§ **MATERIAL FOR THIS EXERCISE**:
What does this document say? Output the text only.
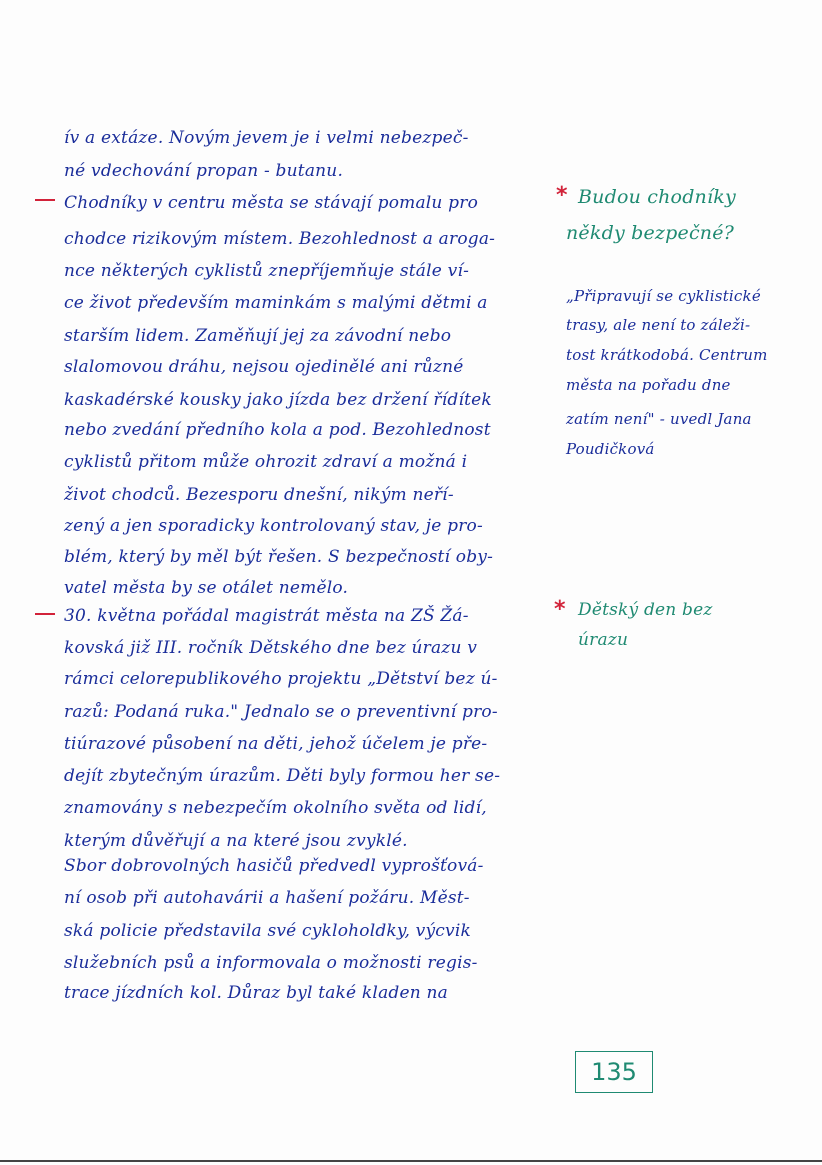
ív a extáze. Novým jevem je i velmi nebezpeč-
né vdechování propan - butanu.
Chodníky v centru města se stávají pomalu pro
chodce rizikovým místem. Bezohlednost a aroga-
nce některých cyklistů znepříjemňuje stále ví-
ce život především maminkám s malými dětmi a
starším lidem. Zaměňují jej za závodní nebo
slalomovou dráhu, nejsou ojedinělé ani různé
kaskadérské kousky jako jízda bez držení řídítek
nebo zvedání předního kola a pod. Bezohlednost
cyklistů přitom může ohrozit zdraví a možná i
život chodců. Bezesporu dnešní, nikým neří-
zený a jen sporadicky kontrolovaný stav, je pro-
blém, který by měl být řešen. S bezpečností oby-
vatel města by se otálet nemělo.
30. května pořádal magistrát města na ZŠ Žá-
kovská již III. ročník Dětského dne bez úrazu v
rámci celorepublikového projektu „Dětství bez ú-
razů: Podaná ruka." Jednalo se o preventivní pro-
tiúrazové působení na děti, jehož účelem je pře-
dejít zbytečným úrazům. Děti byly formou her se-
znamovány s nebezpečím okolního světa od lidí,
kterým důvěřují a na které jsou zvyklé.
Sbor dobrovolných hasičů předvedl vyprošťová-
ní osob při autohavárii a hašení požáru. Měst-
ská policie představila své cykloholdky, výcvik
služebních psů a informovala o možnosti regis-
trace jízdních kol. Důraz byl také kladen na
* Budou chodníky
někdy bezpečné?
„Připravují se cyklistické
trasy, ale není to záleži-
tost krátkodobá. Centrum
města na pořadu dne
zatím není" - uvedl Jana
Poudičková
* Dětský den bez
úrazu
135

§ **WORK INSTRUCTIONS**:
Copy each line containing the word "úrazu" from the data.

§ **CORRECT OUTPUT**:
kovská již III. ročník Dětského dne bez úrazu v
úrazu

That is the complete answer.